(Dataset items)
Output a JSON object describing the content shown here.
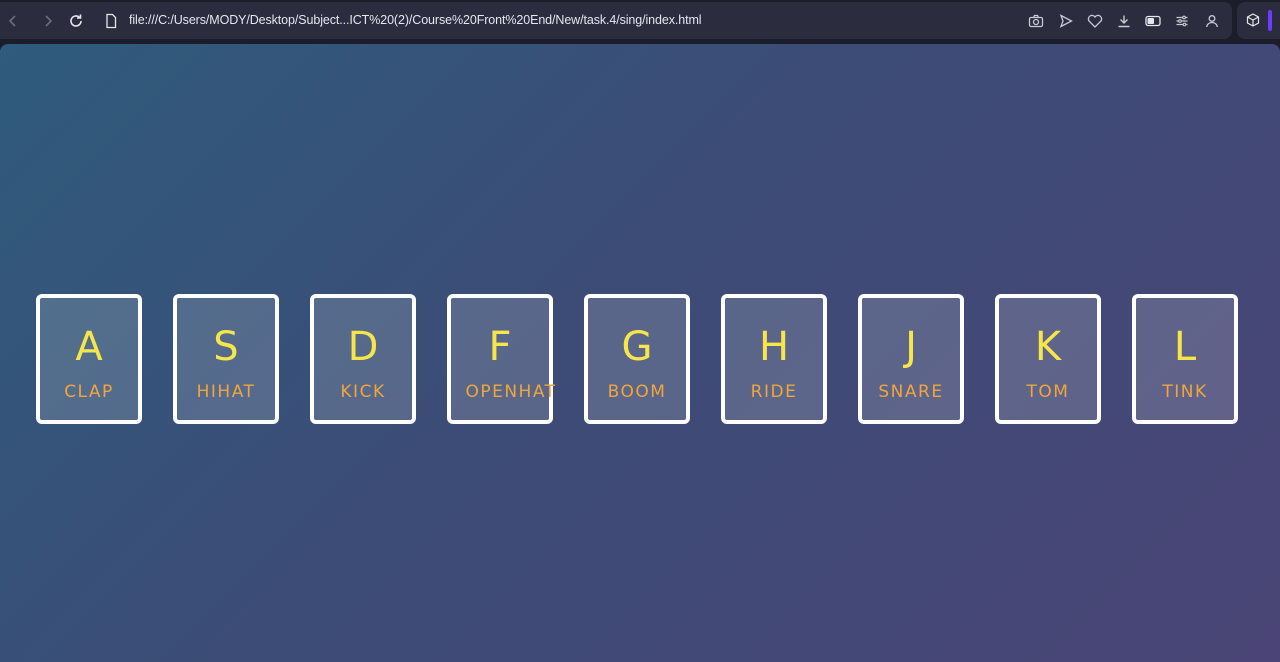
{
  "browser": {
    "url": "file:///C:/Users/MODY/Desktop/Subject...ICT%20(2)/Course%20Front%20End/New/task.4/sing/index.html",
    "icons": [
      "back-icon",
      "forward-icon",
      "reload-icon",
      "page-info-icon",
      "camera-icon",
      "send-icon",
      "heart-icon",
      "download-icon",
      "toggle-icon",
      "settings-icon",
      "profile-icon",
      "extension-icon"
    ],
    "accent": "#6c3cff"
  },
  "drum_keys": [
    {
      "letter": "A",
      "sound": "CLAP"
    },
    {
      "letter": "S",
      "sound": "HIHAT"
    },
    {
      "letter": "D",
      "sound": "KICK"
    },
    {
      "letter": "F",
      "sound": "OPENHAT"
    },
    {
      "letter": "G",
      "sound": "BOOM"
    },
    {
      "letter": "H",
      "sound": "RIDE"
    },
    {
      "letter": "J",
      "sound": "SNARE"
    },
    {
      "letter": "K",
      "sound": "TOM"
    },
    {
      "letter": "L",
      "sound": "TINK"
    }
  ],
  "colors": {
    "letter": "#f7e64a",
    "sound": "#f0a63a",
    "border": "#ffffff",
    "gradient_start": "#2f5b7c",
    "gradient_end": "#4a4576"
  }
}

What the task requires =>
Reproduce every line from the entries that holds the word "letter".

Solution to the exercise =>
      "letter": "A",
      "letter": "S",
      "letter": "D",
      "letter": "F",
      "letter": "G",
      "letter": "H",
      "letter": "J",
      "letter": "K",
      "letter": "L",
    "letter": "#f7e64a",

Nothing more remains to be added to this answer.